**Extracted data:**
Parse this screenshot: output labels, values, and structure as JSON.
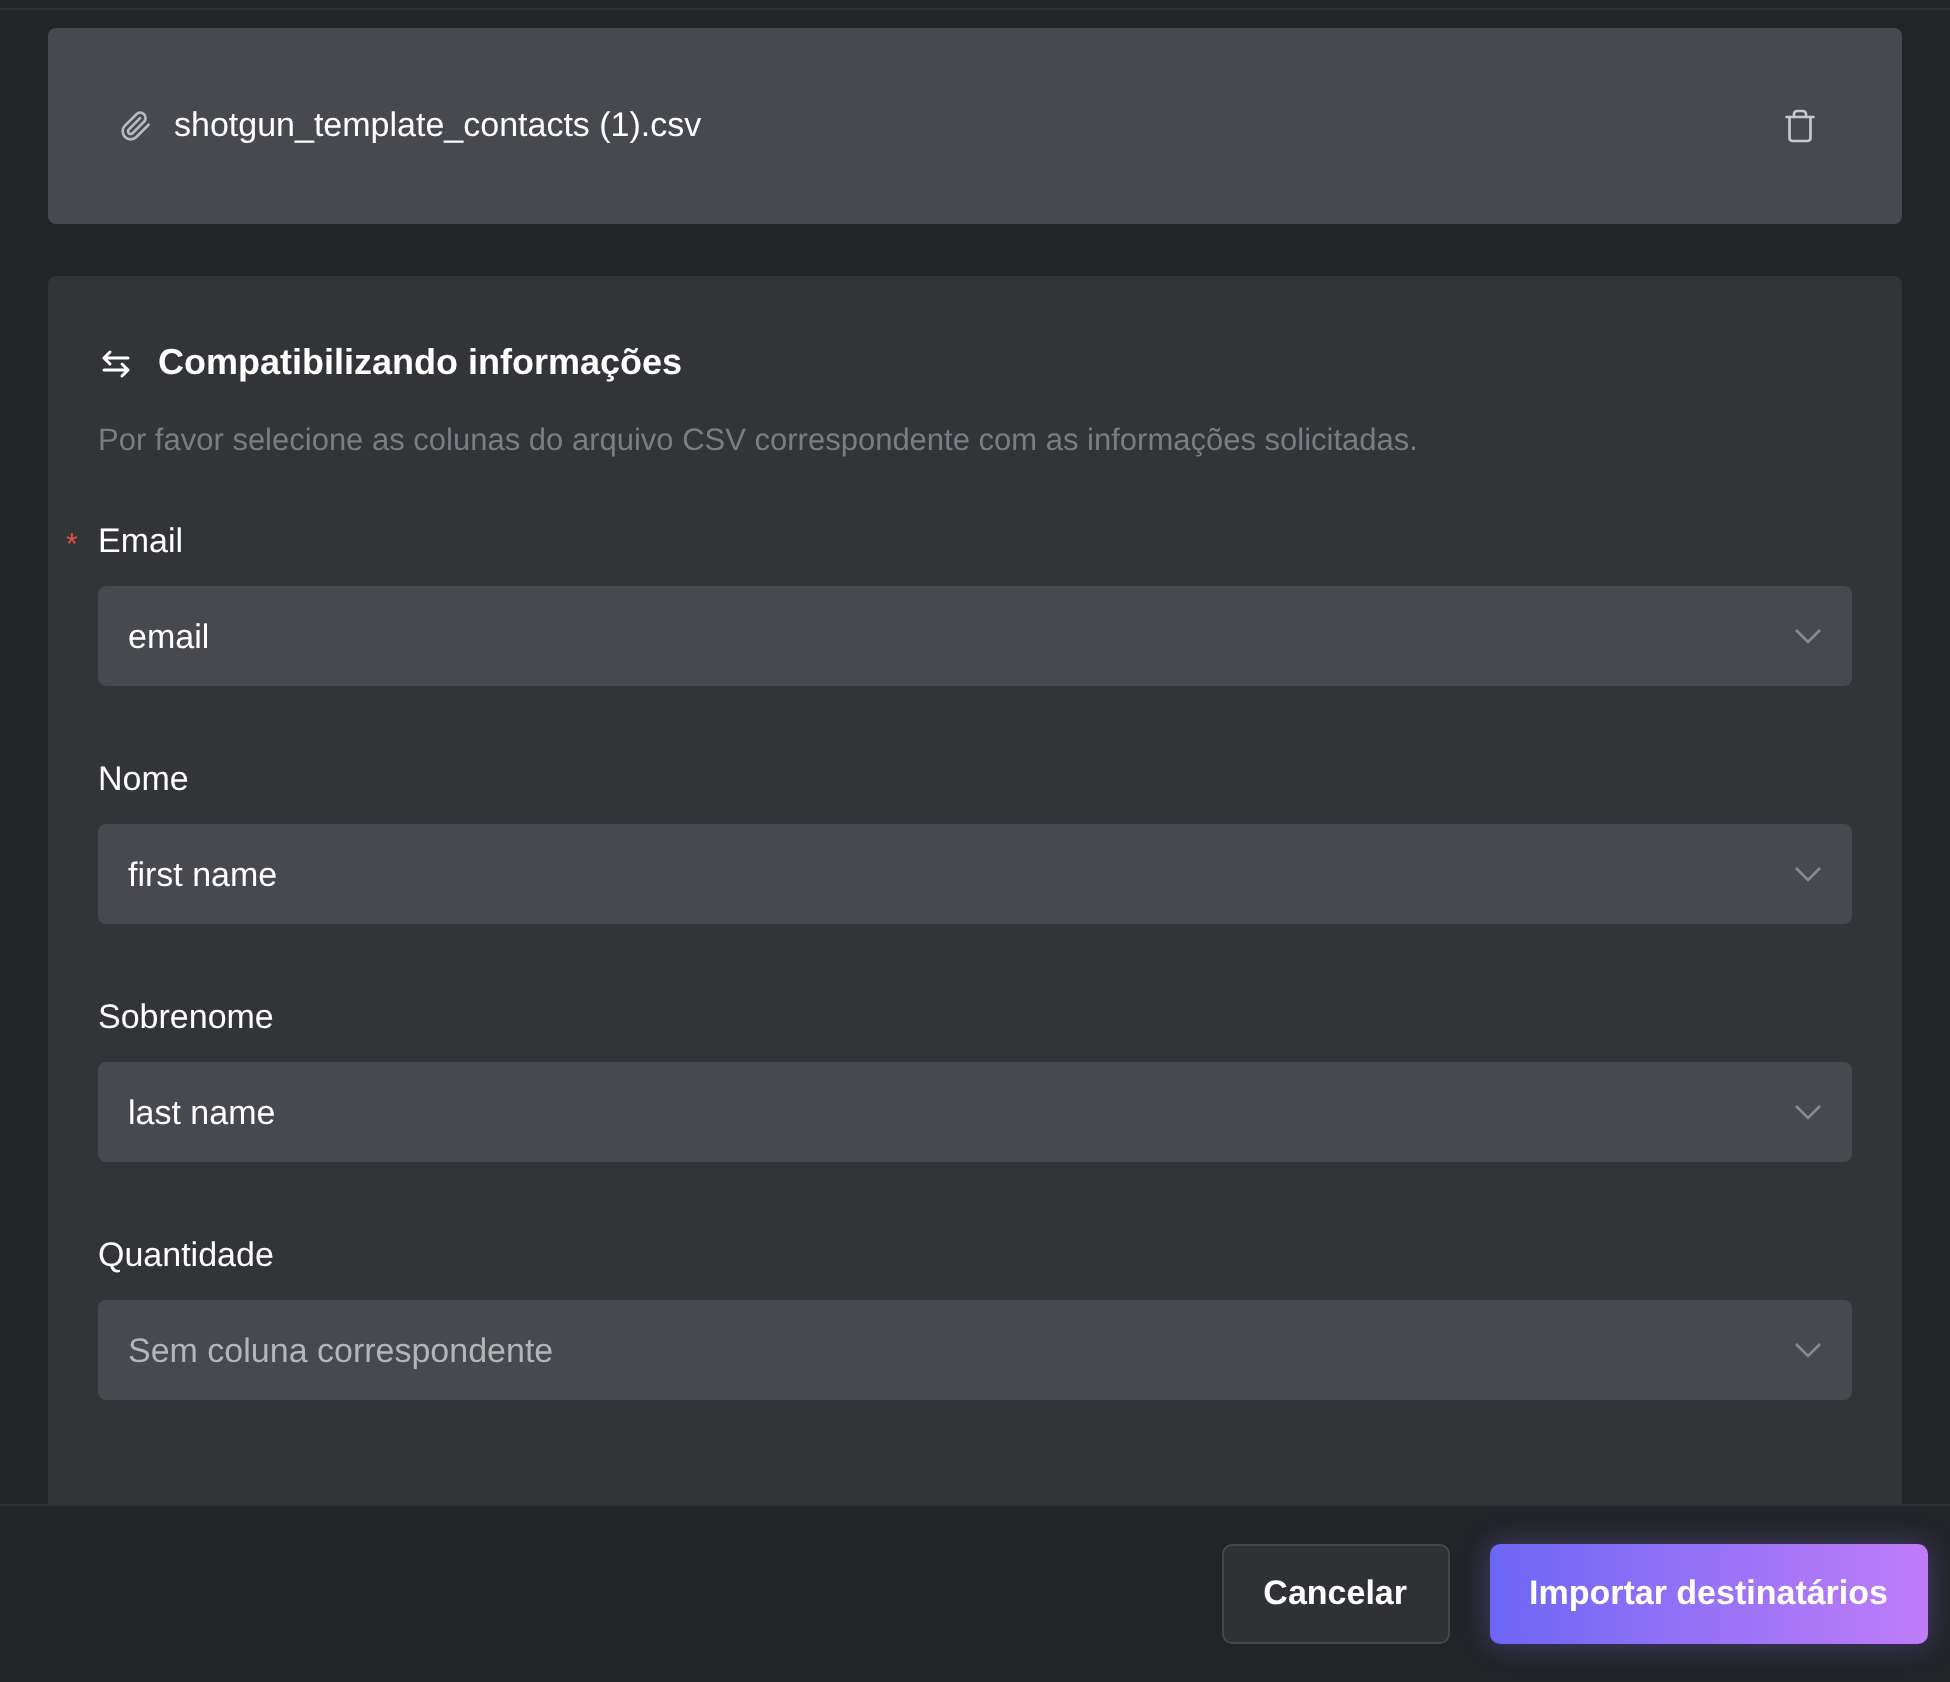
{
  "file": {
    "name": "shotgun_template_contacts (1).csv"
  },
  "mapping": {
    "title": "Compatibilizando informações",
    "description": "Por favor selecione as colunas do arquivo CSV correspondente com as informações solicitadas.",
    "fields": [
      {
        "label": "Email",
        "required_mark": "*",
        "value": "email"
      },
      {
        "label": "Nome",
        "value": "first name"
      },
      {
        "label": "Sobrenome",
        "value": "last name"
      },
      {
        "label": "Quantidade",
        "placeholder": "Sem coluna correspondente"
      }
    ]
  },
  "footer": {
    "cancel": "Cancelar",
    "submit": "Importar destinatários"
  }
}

**Set exercise:** Copy all the data exactly as written, but skip any picture.

**Result for this exercise:**
Parse this screenshot: output labels, values, and structure as JSON.
{
  "file": {
    "name": "shotgun_template_contacts (1).csv"
  },
  "mapping": {
    "title": "Compatibilizando informações",
    "description": "Por favor selecione as colunas do arquivo CSV correspondente com as informações solicitadas.",
    "fields": [
      {
        "label": "Email",
        "required_mark": "*",
        "value": "email"
      },
      {
        "label": "Nome",
        "value": "first name"
      },
      {
        "label": "Sobrenome",
        "value": "last name"
      },
      {
        "label": "Quantidade",
        "placeholder": "Sem coluna correspondente"
      }
    ]
  },
  "footer": {
    "cancel": "Cancelar",
    "submit": "Importar destinatários"
  }
}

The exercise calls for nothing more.